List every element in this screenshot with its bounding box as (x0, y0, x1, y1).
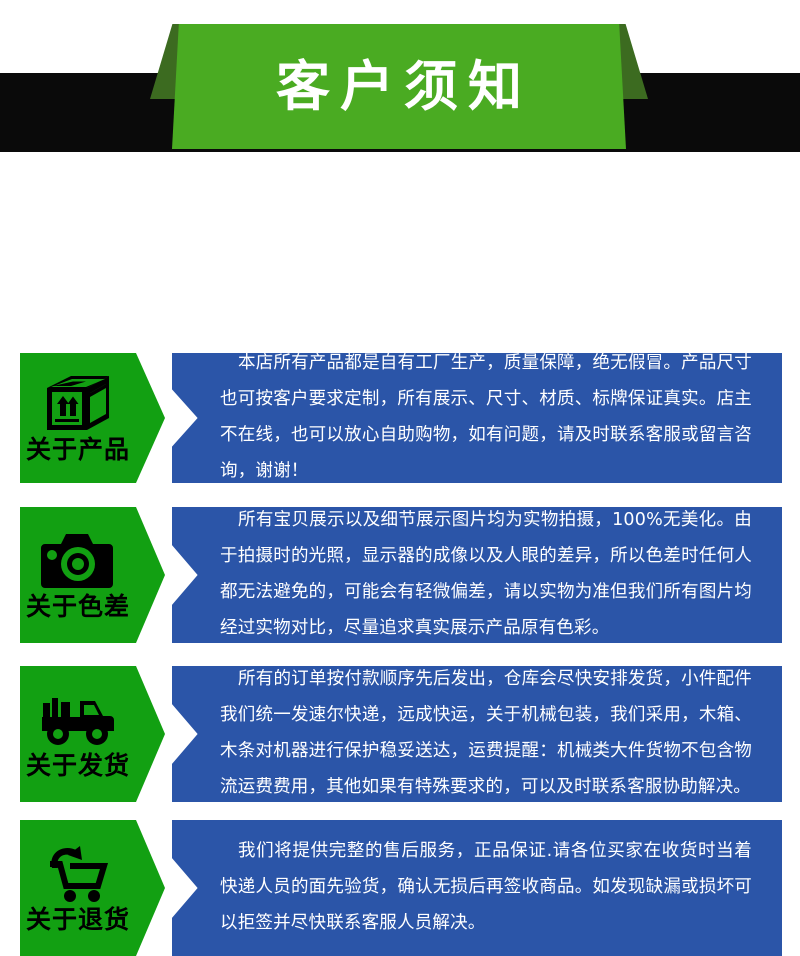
label-box-shipping[interactable]: 关于发货 (20, 666, 165, 802)
header-green-banner: 客户须知 (172, 24, 626, 149)
text-panel-color: 所有宝贝展示以及细节展示图片均为实物拍摄，100%无美化。由于拍摄时的光照，显示… (172, 507, 782, 643)
camera-icon (39, 529, 117, 591)
text-panel-return: 我们将提供完整的售后服务，正品保证.请各位买家在收货时当着快递人员的面先验货，确… (172, 820, 782, 956)
label-box-return[interactable]: 关于退货 (20, 820, 165, 956)
notice-text-product: 本店所有产品都是自有工厂生产，质量保障，绝无假冒。产品尺寸也可按客户要求定制，所… (172, 346, 782, 490)
label-text-product: 关于产品 (26, 436, 130, 464)
notice-text-return: 我们将提供完整的售后服务，正品保证.请各位买家在收货时当着快递人员的面先验货，确… (172, 834, 782, 942)
forklift-truck-icon (39, 688, 117, 750)
package-box-icon (39, 372, 117, 434)
label-box-product[interactable]: 关于产品 (20, 353, 165, 483)
label-text-color: 关于色差 (26, 593, 130, 621)
text-panel-shipping: 所有的订单按付款顺序先后发出，仓库会尽快安排发货，小件配件我们统一发速尔快递，远… (172, 666, 782, 802)
return-cart-icon (39, 842, 117, 904)
notice-text-shipping: 所有的订单按付款顺序先后发出，仓库会尽快安排发货，小件配件我们统一发速尔快递，远… (172, 662, 782, 806)
text-panel-product: 本店所有产品都是自有工厂生产，质量保障，绝无假冒。产品尺寸也可按客户要求定制，所… (172, 353, 782, 483)
customer-notice-page: 客户须知 (0, 0, 800, 800)
notice-text-color: 所有宝贝展示以及细节展示图片均为实物拍摄，100%无美化。由于拍摄时的光照，显示… (172, 503, 782, 647)
header-banner: 客户须知 (0, 0, 800, 170)
label-text-return: 关于退货 (26, 906, 130, 934)
label-text-shipping: 关于发货 (26, 752, 130, 780)
page-title: 客户须知 (172, 24, 626, 149)
label-box-color[interactable]: 关于色差 (20, 507, 165, 643)
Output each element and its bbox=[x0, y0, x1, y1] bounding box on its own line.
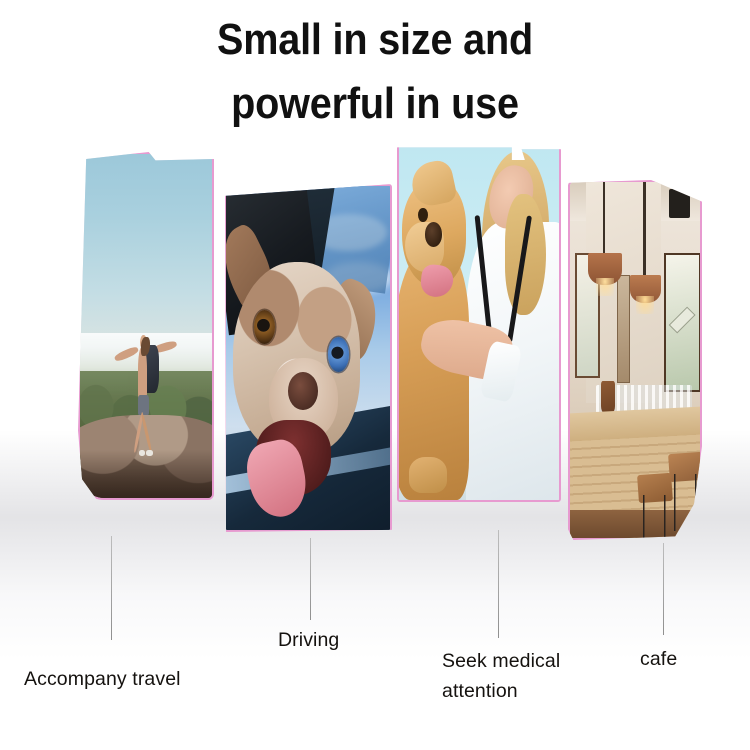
caption-accompany-travel: Accompany travel bbox=[24, 664, 181, 694]
promo-banner: Small in size and powerful in use bbox=[0, 0, 750, 750]
leader-line-accompany-travel bbox=[111, 536, 112, 640]
scene-mountain-hiker bbox=[80, 154, 212, 498]
scene-cafe-interior bbox=[570, 182, 700, 538]
panel-accompany-travel[interactable] bbox=[78, 152, 214, 500]
bar-stool-legs-icon bbox=[640, 495, 669, 538]
copper-jug-icon bbox=[601, 381, 615, 413]
caption-seek-medical-attention: Seek medical attention bbox=[442, 646, 560, 706]
scene-veterinarian bbox=[399, 144, 559, 500]
panel-driving[interactable] bbox=[224, 184, 392, 532]
pendant-cord-icon bbox=[643, 182, 646, 282]
dog-paw-icon bbox=[409, 457, 447, 493]
leader-line-seek-medical-attention bbox=[498, 530, 499, 638]
hiker-shoe-left-icon bbox=[139, 450, 146, 456]
hiker-shorts-icon bbox=[138, 395, 149, 416]
bar-stool-legs-icon bbox=[671, 474, 700, 531]
lamp-glow-icon bbox=[636, 296, 654, 314]
leader-line-driving bbox=[310, 538, 311, 620]
lamp-glow-icon bbox=[596, 278, 614, 296]
leader-line-cafe bbox=[663, 543, 664, 635]
caption-cafe: cafe bbox=[640, 644, 677, 674]
hiker-shoe-right-icon bbox=[146, 450, 153, 456]
ceiling-speaker-icon bbox=[669, 189, 690, 217]
dog-blue-eye-icon bbox=[328, 337, 349, 371]
pendant-cord-icon bbox=[603, 182, 606, 260]
panel-seek-medical-attention[interactable] bbox=[397, 142, 561, 502]
panel-collage bbox=[0, 0, 750, 560]
rock-shadow-icon bbox=[80, 450, 212, 498]
scene-dog-in-car bbox=[226, 186, 390, 530]
dog-nose-icon bbox=[288, 372, 318, 410]
dog-eye-icon bbox=[418, 208, 428, 222]
caption-driving: Driving bbox=[278, 625, 339, 655]
panel-cafe[interactable] bbox=[568, 180, 702, 540]
window-right-icon bbox=[664, 253, 700, 392]
wall-frame-icon bbox=[617, 275, 631, 384]
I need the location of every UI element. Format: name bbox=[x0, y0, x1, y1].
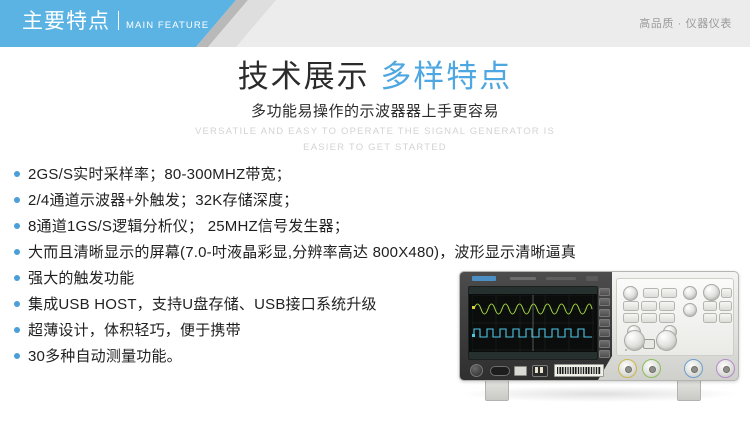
measure-button[interactable] bbox=[623, 301, 639, 311]
oscilloscope-display bbox=[468, 286, 598, 360]
io-pin-right bbox=[540, 367, 543, 373]
run-stop-button[interactable] bbox=[721, 288, 732, 298]
power-button[interactable] bbox=[470, 364, 483, 377]
feature-text: 8通道1GS/S逻辑分析仪； 25MHZ信号发生器； bbox=[28, 214, 349, 239]
front-port-row bbox=[468, 362, 604, 376]
list-item: 2/4通道示波器+外触发；32K存储深度； bbox=[14, 188, 654, 214]
feature-text: 2/4通道示波器+外触发；32K存储深度； bbox=[28, 188, 299, 213]
list-item: 8通道1GS/S逻辑分析仪； 25MHZ信号发生器； bbox=[14, 214, 654, 240]
softkey-button[interactable] bbox=[599, 350, 610, 358]
bnc-connector-row bbox=[618, 358, 736, 378]
softkey-button[interactable] bbox=[599, 329, 610, 337]
knob-vertical-position[interactable] bbox=[623, 286, 638, 301]
feature-text: 强大的触发功能 bbox=[28, 266, 134, 291]
dual-io-port bbox=[532, 365, 548, 377]
display-status-bar-top bbox=[469, 287, 597, 294]
product-image-oscilloscope bbox=[455, 268, 745, 418]
model-label bbox=[510, 277, 536, 280]
badge-label bbox=[586, 276, 598, 281]
display-softkey-group[interactable] bbox=[599, 288, 609, 358]
feature-text: 大而且清晰显示的屏幕(7.0-吋液晶彩显,分辨率高达 800X480)，波形显示… bbox=[28, 240, 576, 265]
knob-horizontal-position[interactable] bbox=[683, 286, 697, 300]
softkey-button[interactable] bbox=[599, 288, 610, 296]
softkey-button[interactable] bbox=[599, 319, 610, 327]
force-trigger-button[interactable] bbox=[719, 313, 732, 323]
channel-1-marker bbox=[472, 306, 475, 309]
display-waveform-area bbox=[472, 295, 594, 351]
bullet-dot-icon bbox=[14, 197, 20, 203]
header-title-cn: 主要特点 bbox=[22, 8, 110, 36]
knob-time-base[interactable] bbox=[683, 303, 697, 317]
page-subtitle-en-line2: EASIER TO GET STARTED bbox=[0, 141, 750, 154]
header-tagline: 高品质 · 仪器仪表 bbox=[639, 15, 732, 31]
title-block: 技术展示 多样特点 多功能易操作的示波器器上手更容易 VERSATILE AND… bbox=[0, 57, 750, 154]
header-title-divider bbox=[118, 11, 119, 30]
bnc-ch2[interactable] bbox=[642, 359, 661, 378]
knob-placeholder bbox=[625, 349, 627, 351]
page-title-primary: 技术展示 bbox=[238, 59, 370, 94]
bullet-dot-icon bbox=[14, 171, 20, 177]
bullet-dot-icon bbox=[14, 275, 20, 281]
spec-label bbox=[546, 277, 576, 280]
menu-button[interactable] bbox=[643, 288, 659, 298]
display-status-bar-bottom bbox=[469, 352, 597, 359]
bullet-dot-icon bbox=[14, 249, 20, 255]
feature-text: 30多种自动测量功能。 bbox=[28, 344, 182, 369]
io-pin-left bbox=[535, 367, 538, 373]
softkey-button[interactable] bbox=[599, 340, 610, 348]
display-button[interactable] bbox=[659, 301, 675, 311]
feature-text: 2GS/S实时采样率；80-300MHZ带宽； bbox=[28, 162, 291, 187]
logic-analyzer-connector bbox=[554, 364, 604, 377]
page-title: 技术展示 多样特点 bbox=[0, 57, 750, 97]
bnc-ch1[interactable] bbox=[618, 359, 637, 378]
waveform-svg bbox=[472, 295, 594, 351]
default-setup-button[interactable] bbox=[719, 301, 732, 311]
bnc-ch3[interactable] bbox=[684, 359, 703, 378]
bullet-dot-icon bbox=[14, 353, 20, 359]
softkey-button[interactable] bbox=[599, 298, 610, 306]
list-item: 大而且清晰显示的屏幕(7.0-吋液晶彩显,分辨率高达 800X480)，波形显示… bbox=[14, 240, 654, 266]
page-subtitle: 多功能易操作的示波器器上手更容易 bbox=[0, 101, 750, 122]
bullet-dot-icon bbox=[14, 223, 20, 229]
feature-text: 超薄设计，体积轻巧，便于携带 bbox=[28, 318, 241, 343]
help-button[interactable] bbox=[659, 313, 675, 323]
bullet-dot-icon bbox=[14, 327, 20, 333]
utility-button[interactable] bbox=[623, 313, 639, 323]
cursor-button[interactable] bbox=[641, 301, 657, 311]
bnc-ch4[interactable] bbox=[716, 359, 735, 378]
channel-2-marker bbox=[472, 334, 475, 337]
page-header: 主要特点 MAIN FEATURE 高品质 · 仪器仪表 bbox=[0, 0, 750, 47]
oscilloscope-brand-strip bbox=[466, 275, 606, 284]
feature-text: 集成USB HOST，支持U盘存储、USB接口系统升级 bbox=[28, 292, 377, 317]
acquire-button[interactable] bbox=[661, 288, 677, 298]
connector-pins bbox=[557, 367, 601, 374]
page-title-accent: 多样特点 bbox=[380, 59, 512, 94]
knob-trigger-level[interactable] bbox=[703, 284, 720, 301]
probe-compensation-port bbox=[490, 366, 510, 376]
brand-logo-icon bbox=[472, 276, 496, 281]
oscilloscope-chassis bbox=[459, 271, 739, 381]
save-recall-button[interactable] bbox=[641, 313, 657, 323]
single-button[interactable] bbox=[703, 313, 717, 323]
page-subtitle-en-line1: VERSATILE AND EASY TO OPERATE THE SIGNAL… bbox=[0, 125, 750, 138]
autoset-button[interactable] bbox=[703, 301, 717, 311]
header-title-en: MAIN FEATURE bbox=[126, 20, 209, 31]
usb-host-port bbox=[514, 366, 527, 376]
knob-horizontal-scale[interactable] bbox=[656, 330, 677, 351]
header-title-group: 主要特点 MAIN FEATURE bbox=[22, 8, 209, 36]
knob-vertical-scale[interactable] bbox=[624, 330, 645, 351]
bullet-dot-icon bbox=[14, 301, 20, 307]
softkey-button[interactable] bbox=[599, 309, 610, 317]
list-item: 2GS/S实时采样率；80-300MHZ带宽； bbox=[14, 162, 654, 188]
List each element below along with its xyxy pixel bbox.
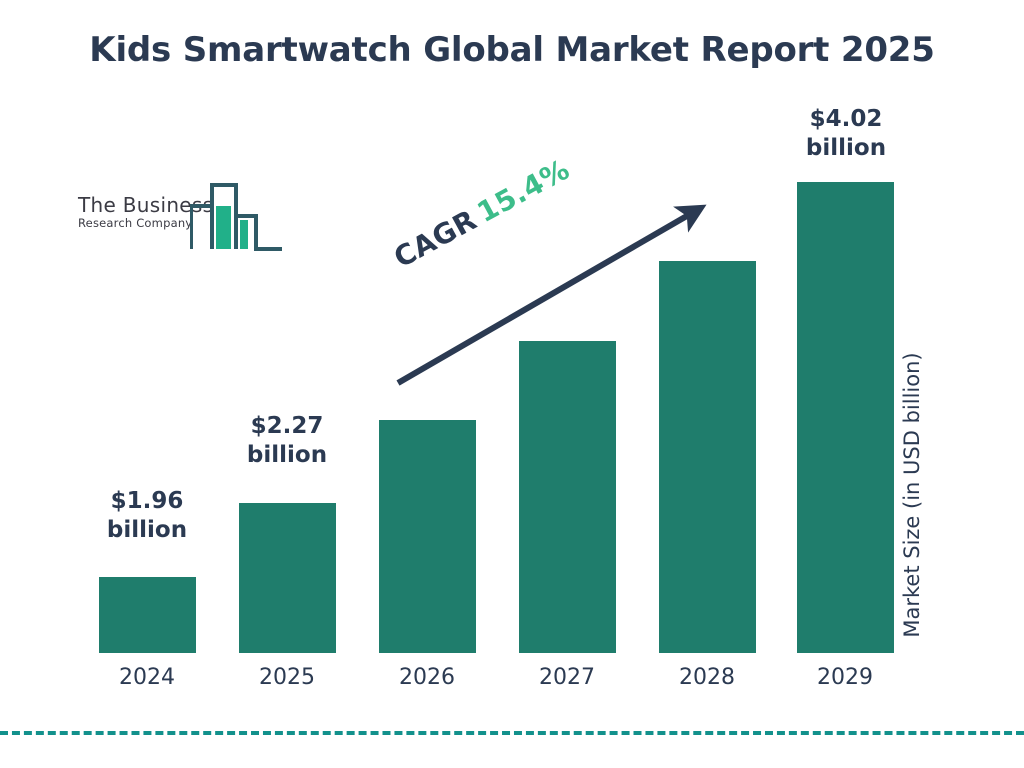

__EXERCISE REQUIREMENTS__: Gather every row above that contains the string "return" and copy each one out. Case counts.

__WRITTEN RESPONSE__:
text-panel-return: 我们将提供完整的售后服务，正品保证.请各位买家在收货时当着快递人员的面先验货，确… (172, 820, 782, 956)
label-box-return[interactable]: 关于退货 (20, 820, 165, 956)
notice-text-return: 我们将提供完整的售后服务，正品保证.请各位买家在收货时当着快递人员的面先验货，确… (172, 834, 782, 942)
return-cart-icon (39, 842, 117, 904)
label-text-return: 关于退货 (26, 906, 130, 934)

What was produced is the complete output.